## Data provided
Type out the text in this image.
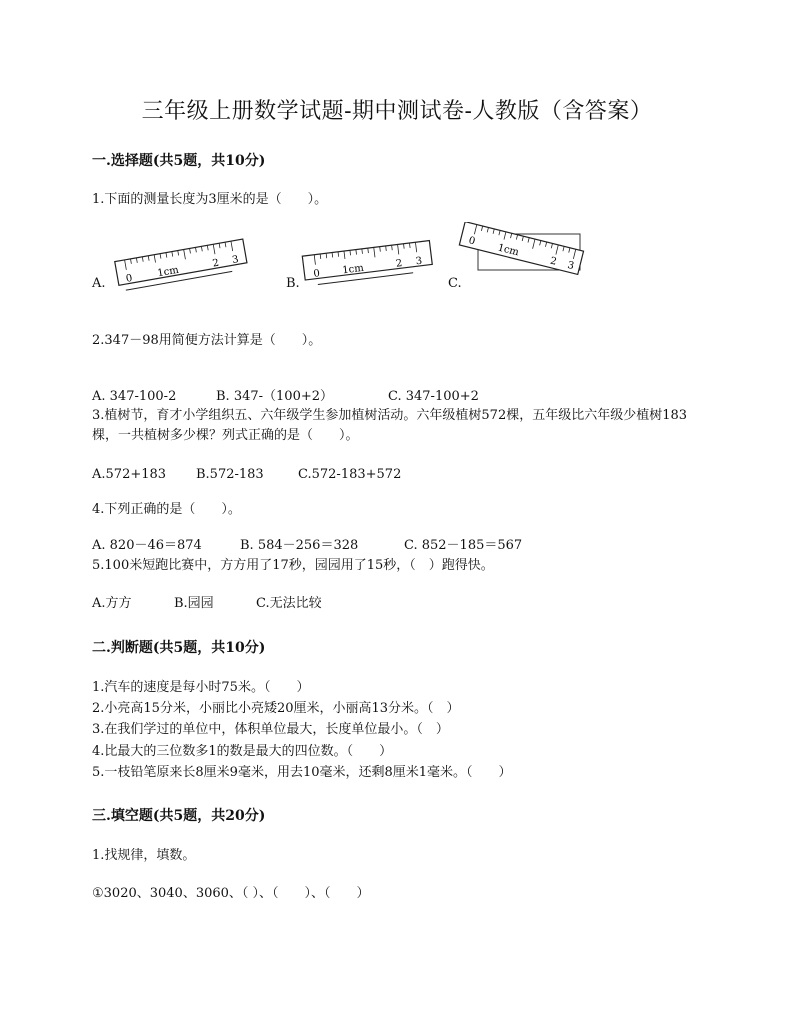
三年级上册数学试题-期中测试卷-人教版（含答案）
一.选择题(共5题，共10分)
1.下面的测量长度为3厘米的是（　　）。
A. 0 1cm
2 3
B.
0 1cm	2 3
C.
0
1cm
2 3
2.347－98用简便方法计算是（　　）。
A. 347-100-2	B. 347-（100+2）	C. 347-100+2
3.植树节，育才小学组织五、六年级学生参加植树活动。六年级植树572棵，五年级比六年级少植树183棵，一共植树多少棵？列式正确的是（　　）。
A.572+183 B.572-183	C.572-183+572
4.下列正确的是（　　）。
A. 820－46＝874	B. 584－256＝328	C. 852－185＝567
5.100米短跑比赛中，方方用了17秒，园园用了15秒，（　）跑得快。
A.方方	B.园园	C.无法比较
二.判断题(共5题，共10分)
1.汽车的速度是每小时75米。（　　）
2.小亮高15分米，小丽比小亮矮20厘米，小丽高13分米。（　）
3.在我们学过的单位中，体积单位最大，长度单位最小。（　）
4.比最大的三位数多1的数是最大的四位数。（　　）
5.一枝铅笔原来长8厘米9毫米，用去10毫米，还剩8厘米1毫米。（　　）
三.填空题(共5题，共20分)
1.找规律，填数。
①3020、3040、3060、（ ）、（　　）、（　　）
==
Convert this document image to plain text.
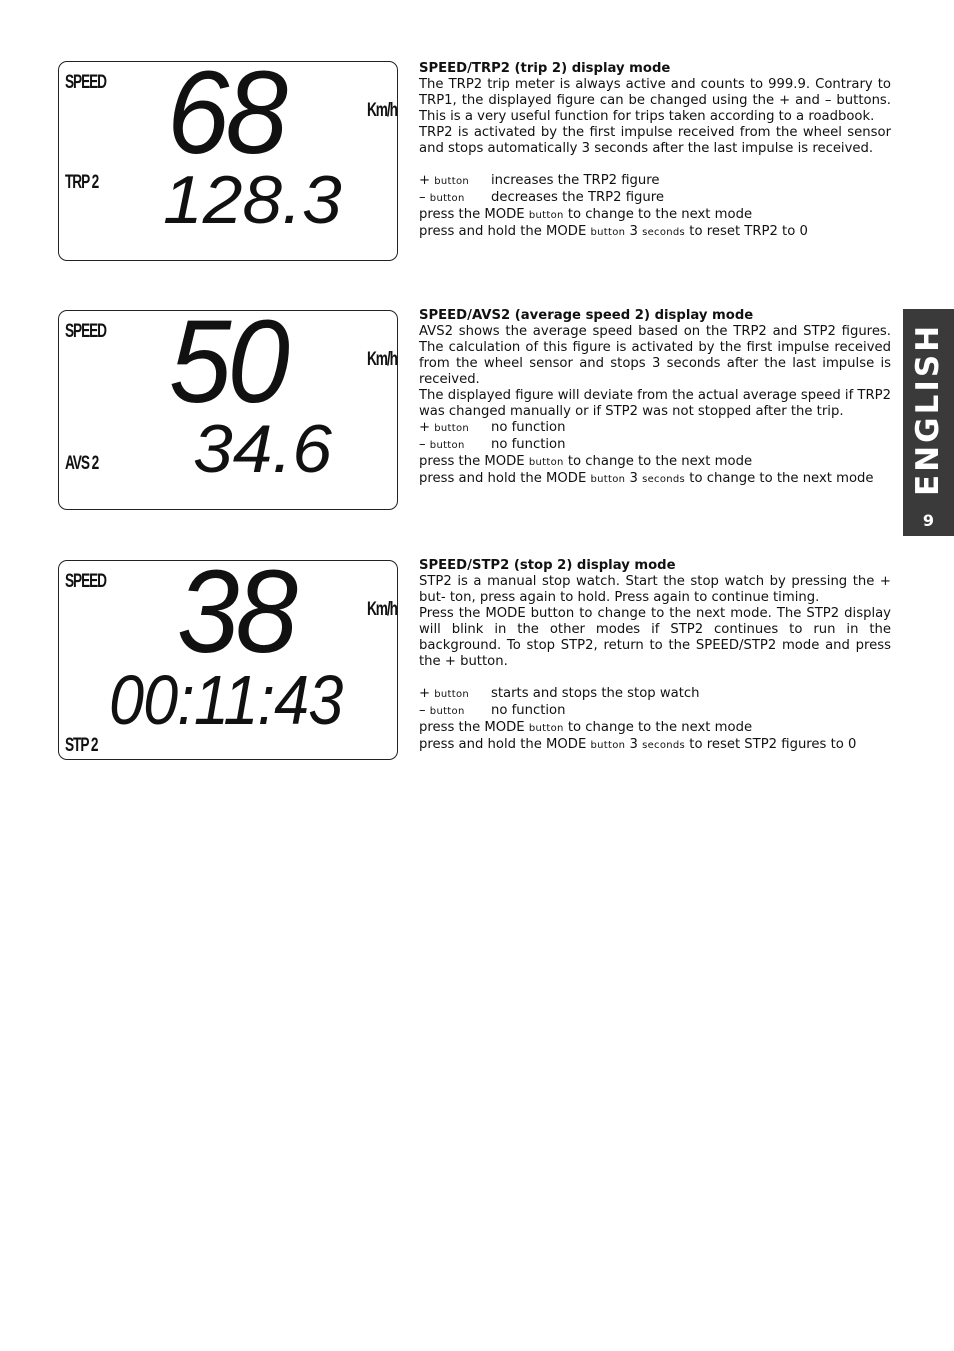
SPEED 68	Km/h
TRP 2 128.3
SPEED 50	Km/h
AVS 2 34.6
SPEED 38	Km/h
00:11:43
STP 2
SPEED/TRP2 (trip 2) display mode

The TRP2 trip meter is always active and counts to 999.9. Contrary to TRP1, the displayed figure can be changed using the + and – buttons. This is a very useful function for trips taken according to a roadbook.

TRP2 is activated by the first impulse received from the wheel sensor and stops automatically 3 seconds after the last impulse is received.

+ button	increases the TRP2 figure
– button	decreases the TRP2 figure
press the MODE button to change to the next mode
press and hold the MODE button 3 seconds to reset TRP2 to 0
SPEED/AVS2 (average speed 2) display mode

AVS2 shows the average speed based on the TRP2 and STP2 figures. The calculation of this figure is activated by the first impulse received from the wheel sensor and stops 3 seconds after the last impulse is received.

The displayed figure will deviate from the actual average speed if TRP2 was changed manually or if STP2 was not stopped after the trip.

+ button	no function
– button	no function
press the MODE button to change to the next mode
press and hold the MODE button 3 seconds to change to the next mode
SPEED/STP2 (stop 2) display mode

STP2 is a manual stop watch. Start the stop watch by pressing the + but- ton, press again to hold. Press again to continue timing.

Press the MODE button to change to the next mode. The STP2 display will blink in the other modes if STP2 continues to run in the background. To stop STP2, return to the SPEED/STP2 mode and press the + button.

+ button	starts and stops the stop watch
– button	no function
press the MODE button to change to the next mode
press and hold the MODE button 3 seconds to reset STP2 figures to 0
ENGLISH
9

## Objective
Take every line from the data above that holds "image" and copy it out.

## Written answer
Type out the text in this image.
Convert this document image to plain text.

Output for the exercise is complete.